Task details:
Exactly reproduce each record listed below.

Start of Materials provided

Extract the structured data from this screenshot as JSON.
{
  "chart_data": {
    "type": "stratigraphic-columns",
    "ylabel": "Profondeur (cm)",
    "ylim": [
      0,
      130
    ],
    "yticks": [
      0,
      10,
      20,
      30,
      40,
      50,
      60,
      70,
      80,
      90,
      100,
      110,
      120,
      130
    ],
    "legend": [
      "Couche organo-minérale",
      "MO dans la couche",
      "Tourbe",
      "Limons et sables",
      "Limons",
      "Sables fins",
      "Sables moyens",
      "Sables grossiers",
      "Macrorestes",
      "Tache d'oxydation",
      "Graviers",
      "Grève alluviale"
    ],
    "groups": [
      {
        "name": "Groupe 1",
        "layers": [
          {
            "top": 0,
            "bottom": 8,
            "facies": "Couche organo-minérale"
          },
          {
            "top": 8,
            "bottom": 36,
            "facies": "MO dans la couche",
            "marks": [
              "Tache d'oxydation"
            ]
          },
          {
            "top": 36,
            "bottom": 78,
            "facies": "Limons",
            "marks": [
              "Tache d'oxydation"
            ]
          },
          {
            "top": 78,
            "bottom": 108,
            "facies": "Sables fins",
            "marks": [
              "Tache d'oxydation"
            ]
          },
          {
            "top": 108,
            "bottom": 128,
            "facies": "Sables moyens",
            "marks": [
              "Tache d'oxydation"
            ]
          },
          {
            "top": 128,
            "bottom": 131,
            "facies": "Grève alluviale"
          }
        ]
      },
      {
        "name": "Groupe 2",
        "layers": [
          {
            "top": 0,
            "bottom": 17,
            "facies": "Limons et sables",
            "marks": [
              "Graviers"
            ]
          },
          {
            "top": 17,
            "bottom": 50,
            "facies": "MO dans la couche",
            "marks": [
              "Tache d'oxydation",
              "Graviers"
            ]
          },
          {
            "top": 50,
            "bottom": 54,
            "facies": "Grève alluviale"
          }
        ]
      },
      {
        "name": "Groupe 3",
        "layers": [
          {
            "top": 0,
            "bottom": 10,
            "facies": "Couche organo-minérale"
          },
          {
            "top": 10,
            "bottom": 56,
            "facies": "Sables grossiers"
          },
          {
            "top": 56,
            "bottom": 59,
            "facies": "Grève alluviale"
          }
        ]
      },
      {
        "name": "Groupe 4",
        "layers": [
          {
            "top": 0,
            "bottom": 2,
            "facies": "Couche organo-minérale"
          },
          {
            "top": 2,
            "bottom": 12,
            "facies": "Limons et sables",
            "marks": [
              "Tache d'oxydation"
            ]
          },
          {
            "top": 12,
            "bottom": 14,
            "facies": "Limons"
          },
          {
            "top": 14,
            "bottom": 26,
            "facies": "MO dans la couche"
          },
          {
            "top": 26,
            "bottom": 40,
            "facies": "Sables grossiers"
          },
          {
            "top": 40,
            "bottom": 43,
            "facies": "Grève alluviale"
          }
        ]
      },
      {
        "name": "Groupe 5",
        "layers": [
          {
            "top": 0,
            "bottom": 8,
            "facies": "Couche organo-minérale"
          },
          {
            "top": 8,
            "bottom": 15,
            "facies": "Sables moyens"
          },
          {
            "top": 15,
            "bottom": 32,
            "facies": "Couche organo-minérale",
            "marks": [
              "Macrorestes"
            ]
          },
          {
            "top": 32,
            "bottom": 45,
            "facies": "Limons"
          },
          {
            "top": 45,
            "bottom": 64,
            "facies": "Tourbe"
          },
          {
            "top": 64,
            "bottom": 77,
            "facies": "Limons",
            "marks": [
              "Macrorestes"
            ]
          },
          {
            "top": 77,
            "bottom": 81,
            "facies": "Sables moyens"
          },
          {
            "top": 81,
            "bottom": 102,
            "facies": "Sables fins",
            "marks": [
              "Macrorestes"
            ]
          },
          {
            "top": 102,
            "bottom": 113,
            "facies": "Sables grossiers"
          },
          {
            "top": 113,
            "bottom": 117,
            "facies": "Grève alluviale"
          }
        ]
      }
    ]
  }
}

End of Materials provided

Task result:
Extract the structured data from this screenshot as JSON.
{
  "chart_data": {
    "type": "stratigraphic-columns",
    "ylabel": "Profondeur (cm)",
    "ylim": [
      0,
      130
    ],
    "yticks": [
      0,
      10,
      20,
      30,
      40,
      50,
      60,
      70,
      80,
      90,
      100,
      110,
      120,
      130
    ],
    "legend": [
      "Couche organo-minérale",
      "MO dans la couche",
      "Tourbe",
      "Limons et sables",
      "Limons",
      "Sables fins",
      "Sables moyens",
      "Sables grossiers",
      "Macrorestes",
      "Tache d'oxydation",
      "Graviers",
      "Grève alluviale"
    ],
    "groups": [
      {
        "name": "Groupe 1",
        "layers": [
          {
            "top": 0,
            "bottom": 8,
            "facies": "Couche organo-minérale"
          },
          {
            "top": 8,
            "bottom": 36,
            "facies": "MO dans la couche",
            "marks": [
              "Tache d'oxydation"
            ]
          },
          {
            "top": 36,
            "bottom": 78,
            "facies": "Limons",
            "marks": [
              "Tache d'oxydation"
            ]
          },
          {
            "top": 78,
            "bottom": 108,
            "facies": "Sables fins",
            "marks": [
              "Tache d'oxydation"
            ]
          },
          {
            "top": 108,
            "bottom": 128,
            "facies": "Sables moyens",
            "marks": [
              "Tache d'oxydation"
            ]
          },
          {
            "top": 128,
            "bottom": 131,
            "facies": "Grève alluviale"
          }
        ]
      },
      {
        "name": "Groupe 2",
        "layers": [
          {
            "top": 0,
            "bottom": 17,
            "facies": "Limons et sables",
            "marks": [
              "Graviers"
            ]
          },
          {
            "top": 17,
            "bottom": 50,
            "facies": "MO dans la couche",
            "marks": [
              "Tache d'oxydation",
              "Graviers"
            ]
          },
          {
            "top": 50,
            "bottom": 54,
            "facies": "Grève alluviale"
          }
        ]
      },
      {
        "name": "Groupe 3",
        "layers": [
          {
            "top": 0,
            "bottom": 10,
            "facies": "Couche organo-minérale"
          },
          {
            "top": 10,
            "bottom": 56,
            "facies": "Sables grossiers"
          },
          {
            "top": 56,
            "bottom": 59,
            "facies": "Grève alluviale"
          }
        ]
      },
      {
        "name": "Groupe 4",
        "layers": [
          {
            "top": 0,
            "bottom": 2,
            "facies": "Couche organo-minérale"
          },
          {
            "top": 2,
            "bottom": 12,
            "facies": "Limons et sables",
            "marks": [
              "Tache d'oxydation"
            ]
          },
          {
            "top": 12,
            "bottom": 14,
            "facies": "Limons"
          },
          {
            "top": 14,
            "bottom": 26,
            "facies": "MO dans la couche"
          },
          {
            "top": 26,
            "bottom": 40,
            "facies": "Sables grossiers"
          },
          {
            "top": 40,
            "bottom": 43,
            "facies": "Grève alluviale"
          }
        ]
      },
      {
        "name": "Groupe 5",
        "layers": [
          {
            "top": 0,
            "bottom": 8,
            "facies": "Couche organo-minérale"
          },
          {
            "top": 8,
            "bottom": 15,
            "facies": "Sables moyens"
          },
          {
            "top": 15,
            "bottom": 32,
            "facies": "Couche organo-minérale",
            "marks": [
              "Macrorestes"
            ]
          },
          {
            "top": 32,
            "bottom": 45,
            "facies": "Limons"
          },
          {
            "top": 45,
            "bottom": 64,
            "facies": "Tourbe"
          },
          {
            "top": 64,
            "bottom": 77,
            "facies": "Limons",
            "marks": [
              "Macrorestes"
            ]
          },
          {
            "top": 77,
            "bottom": 81,
            "facies": "Sables moyens"
          },
          {
            "top": 81,
            "bottom": 102,
            "facies": "Sables fins",
            "marks": [
              "Macrorestes"
            ]
          },
          {
            "top": 102,
            "bottom": 113,
            "facies": "Sables grossiers"
          },
          {
            "top": 113,
            "bottom": 117,
            "facies": "Grève alluviale"
          }
        ]
      }
    ]
  }
}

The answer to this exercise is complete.